------ Given entries ------
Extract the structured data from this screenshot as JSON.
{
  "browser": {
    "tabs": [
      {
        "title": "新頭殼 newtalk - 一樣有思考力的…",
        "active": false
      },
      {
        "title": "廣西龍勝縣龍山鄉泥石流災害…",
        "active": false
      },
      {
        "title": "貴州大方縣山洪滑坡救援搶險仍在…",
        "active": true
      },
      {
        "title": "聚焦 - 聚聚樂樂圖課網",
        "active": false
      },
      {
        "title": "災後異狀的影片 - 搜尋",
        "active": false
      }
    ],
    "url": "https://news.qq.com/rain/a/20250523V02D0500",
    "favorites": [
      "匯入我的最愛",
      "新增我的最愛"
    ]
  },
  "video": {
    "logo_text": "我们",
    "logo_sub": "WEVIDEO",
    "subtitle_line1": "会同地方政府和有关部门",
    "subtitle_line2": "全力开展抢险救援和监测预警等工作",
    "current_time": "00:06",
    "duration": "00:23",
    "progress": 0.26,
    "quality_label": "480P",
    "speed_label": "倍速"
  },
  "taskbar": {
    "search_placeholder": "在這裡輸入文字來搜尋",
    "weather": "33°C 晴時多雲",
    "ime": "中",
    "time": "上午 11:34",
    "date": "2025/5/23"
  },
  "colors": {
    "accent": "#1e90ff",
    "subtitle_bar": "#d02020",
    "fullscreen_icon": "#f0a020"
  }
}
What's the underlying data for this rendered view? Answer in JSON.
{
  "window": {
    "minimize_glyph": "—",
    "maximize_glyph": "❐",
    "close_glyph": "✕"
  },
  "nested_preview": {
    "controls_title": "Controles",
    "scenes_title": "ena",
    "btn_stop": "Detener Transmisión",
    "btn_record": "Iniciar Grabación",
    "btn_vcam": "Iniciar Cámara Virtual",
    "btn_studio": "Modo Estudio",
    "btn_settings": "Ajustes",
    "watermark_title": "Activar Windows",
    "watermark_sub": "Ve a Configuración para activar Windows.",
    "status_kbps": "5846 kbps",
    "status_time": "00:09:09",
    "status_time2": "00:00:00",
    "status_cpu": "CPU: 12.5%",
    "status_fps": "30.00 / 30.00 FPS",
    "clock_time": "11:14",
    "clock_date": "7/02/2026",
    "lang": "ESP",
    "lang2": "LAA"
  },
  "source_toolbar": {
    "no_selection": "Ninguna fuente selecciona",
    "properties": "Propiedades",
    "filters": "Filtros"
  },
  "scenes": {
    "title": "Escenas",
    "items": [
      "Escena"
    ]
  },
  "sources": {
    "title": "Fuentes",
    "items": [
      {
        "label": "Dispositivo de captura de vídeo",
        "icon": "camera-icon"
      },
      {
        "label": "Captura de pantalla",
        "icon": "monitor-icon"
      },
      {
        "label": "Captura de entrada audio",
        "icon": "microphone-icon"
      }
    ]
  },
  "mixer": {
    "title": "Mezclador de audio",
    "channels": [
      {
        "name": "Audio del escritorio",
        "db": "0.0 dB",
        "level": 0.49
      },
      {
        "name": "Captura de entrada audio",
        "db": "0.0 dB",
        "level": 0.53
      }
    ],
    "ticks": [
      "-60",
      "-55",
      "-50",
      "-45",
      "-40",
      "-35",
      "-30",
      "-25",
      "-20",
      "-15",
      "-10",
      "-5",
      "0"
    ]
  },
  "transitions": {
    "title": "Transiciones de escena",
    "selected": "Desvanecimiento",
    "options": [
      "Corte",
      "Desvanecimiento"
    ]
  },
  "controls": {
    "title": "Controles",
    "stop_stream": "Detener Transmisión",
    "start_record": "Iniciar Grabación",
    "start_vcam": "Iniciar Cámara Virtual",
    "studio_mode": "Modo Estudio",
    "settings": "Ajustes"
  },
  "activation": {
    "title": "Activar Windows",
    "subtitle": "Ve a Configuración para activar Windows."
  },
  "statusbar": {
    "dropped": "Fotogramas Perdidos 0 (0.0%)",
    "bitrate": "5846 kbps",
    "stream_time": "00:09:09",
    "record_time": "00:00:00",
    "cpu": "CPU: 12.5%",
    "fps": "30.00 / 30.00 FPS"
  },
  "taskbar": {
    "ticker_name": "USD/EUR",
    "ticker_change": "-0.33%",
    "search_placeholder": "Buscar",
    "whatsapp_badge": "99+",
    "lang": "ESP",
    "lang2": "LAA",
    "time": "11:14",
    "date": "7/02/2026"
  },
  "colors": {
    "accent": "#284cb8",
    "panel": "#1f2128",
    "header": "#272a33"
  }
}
------
Reproduce the full listing word for word.

Solution for this exercise
Extract the structured data from this screenshot as JSON.
{
  "browser": {
    "tabs": [
      {
        "title": "新頭殼 newtalk - 一樣有思考力的…",
        "active": false
      },
      {
        "title": "廣西龍勝縣龍山鄉泥石流災害…",
        "active": false
      },
      {
        "title": "貴州大方縣山洪滑坡救援搶險仍在…",
        "active": true
      },
      {
        "title": "聚焦 - 聚聚樂樂圖課網",
        "active": false
      },
      {
        "title": "災後異狀的影片 - 搜尋",
        "active": false
      }
    ],
    "url": "https://news.qq.com/rain/a/20250523V02D0500",
    "favorites": [
      "匯入我的最愛",
      "新增我的最愛"
    ]
  },
  "video": {
    "logo_text": "我们",
    "logo_sub": "WEVIDEO",
    "subtitle_line1": "会同地方政府和有关部门",
    "subtitle_line2": "全力开展抢险救援和监测预警等工作",
    "current_time": "00:06",
    "duration": "00:23",
    "progress": 0.26,
    "quality_label": "480P",
    "speed_label": "倍速"
  },
  "taskbar": {
    "search_placeholder": "在這裡輸入文字來搜尋",
    "weather": "33°C 晴時多雲",
    "ime": "中",
    "time": "上午 11:34",
    "date": "2025/5/23"
  },
  "colors": {
    "accent": "#1e90ff",
    "subtitle_bar": "#d02020",
    "fullscreen_icon": "#f0a020"
  }
}
What's the underlying data for this rendered view? Answer in JSON.
{
  "window": {
    "minimize_glyph": "—",
    "maximize_glyph": "❐",
    "close_glyph": "✕"
  },
  "nested_preview": {
    "controls_title": "Controles",
    "scenes_title": "ena",
    "btn_stop": "Detener Transmisión",
    "btn_record": "Iniciar Grabación",
    "btn_vcam": "Iniciar Cámara Virtual",
    "btn_studio": "Modo Estudio",
    "btn_settings": "Ajustes",
    "watermark_title": "Activar Windows",
    "watermark_sub": "Ve a Configuración para activar Windows.",
    "status_kbps": "5846 kbps",
    "status_time": "00:09:09",
    "status_time2": "00:00:00",
    "status_cpu": "CPU: 12.5%",
    "status_fps": "30.00 / 30.00 FPS",
    "clock_time": "11:14",
    "clock_date": "7/02/2026",
    "lang": "ESP",
    "lang2": "LAA"
  },
  "source_toolbar": {
    "no_selection": "Ninguna fuente selecciona",
    "properties": "Propiedades",
    "filters": "Filtros"
  },
  "scenes": {
    "title": "Escenas",
    "items": [
      "Escena"
    ]
  },
  "sources": {
    "title": "Fuentes",
    "items": [
      {
        "label": "Dispositivo de captura de vídeo",
        "icon": "camera-icon"
      },
      {
        "label": "Captura de pantalla",
        "icon": "monitor-icon"
      },
      {
        "label": "Captura de entrada audio",
        "icon": "microphone-icon"
      }
    ]
  },
  "mixer": {
    "title": "Mezclador de audio",
    "channels": [
      {
        "name": "Audio del escritorio",
        "db": "0.0 dB",
        "level": 0.49
      },
      {
        "name": "Captura de entrada audio",
        "db": "0.0 dB",
        "level": 0.53
      }
    ],
    "ticks": [
      "-60",
      "-55",
      "-50",
      "-45",
      "-40",
      "-35",
      "-30",
      "-25",
      "-20",
      "-15",
      "-10",
      "-5",
      "0"
    ]
  },
  "transitions": {
    "title": "Transiciones de escena",
    "selected": "Desvanecimiento",
    "options": [
      "Corte",
      "Desvanecimiento"
    ]
  },
  "controls": {
    "title": "Controles",
    "stop_stream": "Detener Transmisión",
    "start_record": "Iniciar Grabación",
    "start_vcam": "Iniciar Cámara Virtual",
    "studio_mode": "Modo Estudio",
    "settings": "Ajustes"
  },
  "activation": {
    "title": "Activar Windows",
    "subtitle": "Ve a Configuración para activar Windows."
  },
  "statusbar": {
    "dropped": "Fotogramas Perdidos 0 (0.0%)",
    "bitrate": "5846 kbps",
    "stream_time": "00:09:09",
    "record_time": "00:00:00",
    "cpu": "CPU: 12.5%",
    "fps": "30.00 / 30.00 FPS"
  },
  "taskbar": {
    "ticker_name": "USD/EUR",
    "ticker_change": "-0.33%",
    "search_placeholder": "Buscar",
    "whatsapp_badge": "99+",
    "lang": "ESP",
    "lang2": "LAA",
    "time": "11:14",
    "date": "7/02/2026"
  },
  "colors": {
    "accent": "#284cb8",
    "panel": "#1f2128",
    "header": "#272a33"
  }
}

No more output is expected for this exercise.